(Data entries)
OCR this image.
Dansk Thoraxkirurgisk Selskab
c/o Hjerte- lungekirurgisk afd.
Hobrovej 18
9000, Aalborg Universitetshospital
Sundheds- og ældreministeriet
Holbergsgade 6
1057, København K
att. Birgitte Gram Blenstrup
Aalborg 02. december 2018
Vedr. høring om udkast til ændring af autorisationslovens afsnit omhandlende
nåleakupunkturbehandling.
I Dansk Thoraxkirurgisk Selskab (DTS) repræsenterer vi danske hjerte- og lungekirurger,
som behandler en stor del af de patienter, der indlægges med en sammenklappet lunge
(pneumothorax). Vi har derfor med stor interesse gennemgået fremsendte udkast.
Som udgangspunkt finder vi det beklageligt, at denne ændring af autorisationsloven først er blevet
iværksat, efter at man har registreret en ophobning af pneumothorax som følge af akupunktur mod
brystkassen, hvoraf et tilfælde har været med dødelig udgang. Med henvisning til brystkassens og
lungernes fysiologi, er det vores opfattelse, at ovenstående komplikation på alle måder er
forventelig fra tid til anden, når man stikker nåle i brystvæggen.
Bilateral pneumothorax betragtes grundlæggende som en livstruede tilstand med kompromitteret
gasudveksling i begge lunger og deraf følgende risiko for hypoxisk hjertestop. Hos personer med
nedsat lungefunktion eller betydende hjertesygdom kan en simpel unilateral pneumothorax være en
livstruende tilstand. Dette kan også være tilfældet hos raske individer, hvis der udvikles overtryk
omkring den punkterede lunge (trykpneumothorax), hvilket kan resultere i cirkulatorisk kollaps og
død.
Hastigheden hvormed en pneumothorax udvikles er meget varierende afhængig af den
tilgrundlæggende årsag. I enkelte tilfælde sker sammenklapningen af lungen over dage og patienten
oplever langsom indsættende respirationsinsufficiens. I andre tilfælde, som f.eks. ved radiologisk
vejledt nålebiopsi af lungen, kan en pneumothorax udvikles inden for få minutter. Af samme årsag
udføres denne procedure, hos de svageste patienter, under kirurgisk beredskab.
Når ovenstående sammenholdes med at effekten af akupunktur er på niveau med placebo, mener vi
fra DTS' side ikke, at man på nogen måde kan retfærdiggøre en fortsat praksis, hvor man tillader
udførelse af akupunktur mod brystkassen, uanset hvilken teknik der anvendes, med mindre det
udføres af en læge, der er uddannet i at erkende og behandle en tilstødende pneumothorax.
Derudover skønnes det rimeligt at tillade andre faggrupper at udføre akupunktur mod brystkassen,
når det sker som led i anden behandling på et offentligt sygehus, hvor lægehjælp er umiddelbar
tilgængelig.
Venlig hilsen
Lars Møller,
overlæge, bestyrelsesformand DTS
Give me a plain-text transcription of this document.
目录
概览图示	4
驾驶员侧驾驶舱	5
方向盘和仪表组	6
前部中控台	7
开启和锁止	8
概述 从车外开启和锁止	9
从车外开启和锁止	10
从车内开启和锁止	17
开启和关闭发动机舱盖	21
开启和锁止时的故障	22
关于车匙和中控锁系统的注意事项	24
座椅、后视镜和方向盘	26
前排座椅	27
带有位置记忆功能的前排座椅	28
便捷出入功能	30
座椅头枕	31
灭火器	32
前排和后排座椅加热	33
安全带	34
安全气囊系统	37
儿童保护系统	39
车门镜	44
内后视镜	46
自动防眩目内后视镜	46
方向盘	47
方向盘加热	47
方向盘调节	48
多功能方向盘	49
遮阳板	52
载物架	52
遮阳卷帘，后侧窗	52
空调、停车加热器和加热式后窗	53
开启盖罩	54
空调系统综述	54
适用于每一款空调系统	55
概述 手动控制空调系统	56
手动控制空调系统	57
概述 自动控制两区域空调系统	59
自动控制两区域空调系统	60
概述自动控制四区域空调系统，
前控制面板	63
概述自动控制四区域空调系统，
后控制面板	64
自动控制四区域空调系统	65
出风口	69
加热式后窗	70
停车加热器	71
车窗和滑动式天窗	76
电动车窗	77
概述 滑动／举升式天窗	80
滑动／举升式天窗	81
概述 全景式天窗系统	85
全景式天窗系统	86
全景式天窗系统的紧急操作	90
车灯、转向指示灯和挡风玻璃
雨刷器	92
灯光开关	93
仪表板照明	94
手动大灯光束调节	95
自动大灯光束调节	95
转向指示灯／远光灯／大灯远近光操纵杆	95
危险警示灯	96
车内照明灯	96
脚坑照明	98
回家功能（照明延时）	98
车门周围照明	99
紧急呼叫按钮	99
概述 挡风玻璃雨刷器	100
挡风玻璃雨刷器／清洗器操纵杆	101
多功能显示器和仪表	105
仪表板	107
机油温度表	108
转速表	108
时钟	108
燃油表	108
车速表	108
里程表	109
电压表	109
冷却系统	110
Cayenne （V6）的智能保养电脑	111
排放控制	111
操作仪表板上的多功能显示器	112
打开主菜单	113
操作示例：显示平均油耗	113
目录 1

Do this
Repeat the data precisely, reproducing every entry.

Result for this task
OCR this image.
Dansk Thoraxkirurgisk Selskab
c/o Hjerte- lungekirurgisk afd.
Hobrovej 18
9000, Aalborg Universitetshospital
Sundheds- og ældreministeriet
Holbergsgade 6
1057, København K
att. Birgitte Gram Blenstrup
Aalborg 02. december 2018
Vedr. høring om udkast til ændring af autorisationslovens afsnit omhandlende
nåleakupunkturbehandling.
I Dansk Thoraxkirurgisk Selskab (DTS) repræsenterer vi danske hjerte- og lungekirurger,
som behandler en stor del af de patienter, der indlægges med en sammenklappet lunge
(pneumothorax). Vi har derfor med stor interesse gennemgået fremsendte udkast.
Som udgangspunkt finder vi det beklageligt, at denne ændring af autorisationsloven først er blevet
iværksat, efter at man har registreret en ophobning af pneumothorax som følge af akupunktur mod
brystkassen, hvoraf et tilfælde har været med dødelig udgang. Med henvisning til brystkassens og
lungernes fysiologi, er det vores opfattelse, at ovenstående komplikation på alle måder er
forventelig fra tid til anden, når man stikker nåle i brystvæggen.
Bilateral pneumothorax betragtes grundlæggende som en livstruede tilstand med kompromitteret
gasudveksling i begge lunger og deraf følgende risiko for hypoxisk hjertestop. Hos personer med
nedsat lungefunktion eller betydende hjertesygdom kan en simpel unilateral pneumothorax være en
livstruende tilstand. Dette kan også være tilfældet hos raske individer, hvis der udvikles overtryk
omkring den punkterede lunge (trykpneumothorax), hvilket kan resultere i cirkulatorisk kollaps og
død.
Hastigheden hvormed en pneumothorax udvikles er meget varierende afhængig af den
tilgrundlæggende årsag. I enkelte tilfælde sker sammenklapningen af lungen over dage og patienten
oplever langsom indsættende respirationsinsufficiens. I andre tilfælde, som f.eks. ved radiologisk
vejledt nålebiopsi af lungen, kan en pneumothorax udvikles inden for få minutter. Af samme årsag
udføres denne procedure, hos de svageste patienter, under kirurgisk beredskab.
Når ovenstående sammenholdes med at effekten af akupunktur er på niveau med placebo, mener vi
fra DTS' side ikke, at man på nogen måde kan retfærdiggøre en fortsat praksis, hvor man tillader
udførelse af akupunktur mod brystkassen, uanset hvilken teknik der anvendes, med mindre det
udføres af en læge, der er uddannet i at erkende og behandle en tilstødende pneumothorax.
Derudover skønnes det rimeligt at tillade andre faggrupper at udføre akupunktur mod brystkassen,
når det sker som led i anden behandling på et offentligt sygehus, hvor lægehjælp er umiddelbar
tilgængelig.
Venlig hilsen
Lars Møller,
overlæge, bestyrelsesformand DTS
Give me a plain-text transcription of this document.
目录
概览图示	4
驾驶员侧驾驶舱	5
方向盘和仪表组	6
前部中控台	7
开启和锁止	8
概述 从车外开启和锁止	9
从车外开启和锁止	10
从车内开启和锁止	17
开启和关闭发动机舱盖	21
开启和锁止时的故障	22
关于车匙和中控锁系统的注意事项	24
座椅、后视镜和方向盘	26
前排座椅	27
带有位置记忆功能的前排座椅	28
便捷出入功能	30
座椅头枕	31
灭火器	32
前排和后排座椅加热	33
安全带	34
安全气囊系统	37
儿童保护系统	39
车门镜	44
内后视镜	46
自动防眩目内后视镜	46
方向盘	47
方向盘加热	47
方向盘调节	48
多功能方向盘	49
遮阳板	52
载物架	52
遮阳卷帘，后侧窗	52
空调、停车加热器和加热式后窗	53
开启盖罩	54
空调系统综述	54
适用于每一款空调系统	55
概述 手动控制空调系统	56
手动控制空调系统	57
概述 自动控制两区域空调系统	59
自动控制两区域空调系统	60
概述自动控制四区域空调系统，
前控制面板	63
概述自动控制四区域空调系统，
后控制面板	64
自动控制四区域空调系统	65
出风口	69
加热式后窗	70
停车加热器	71
车窗和滑动式天窗	76
电动车窗	77
概述 滑动／举升式天窗	80
滑动／举升式天窗	81
概述 全景式天窗系统	85
全景式天窗系统	86
全景式天窗系统的紧急操作	90
车灯、转向指示灯和挡风玻璃
雨刷器	92
灯光开关	93
仪表板照明	94
手动大灯光束调节	95
自动大灯光束调节	95
转向指示灯／远光灯／大灯远近光操纵杆	95
危险警示灯	96
车内照明灯	96
脚坑照明	98
回家功能（照明延时）	98
车门周围照明	99
紧急呼叫按钮	99
概述 挡风玻璃雨刷器	100
挡风玻璃雨刷器／清洗器操纵杆	101
多功能显示器和仪表	105
仪表板	107
机油温度表	108
转速表	108
时钟	108
燃油表	108
车速表	108
里程表	109
电压表	109
冷却系统	110
Cayenne （V6）的智能保养电脑	111
排放控制	111
操作仪表板上的多功能显示器	112
打开主菜单	113
操作示例：显示平均油耗	113
目录 1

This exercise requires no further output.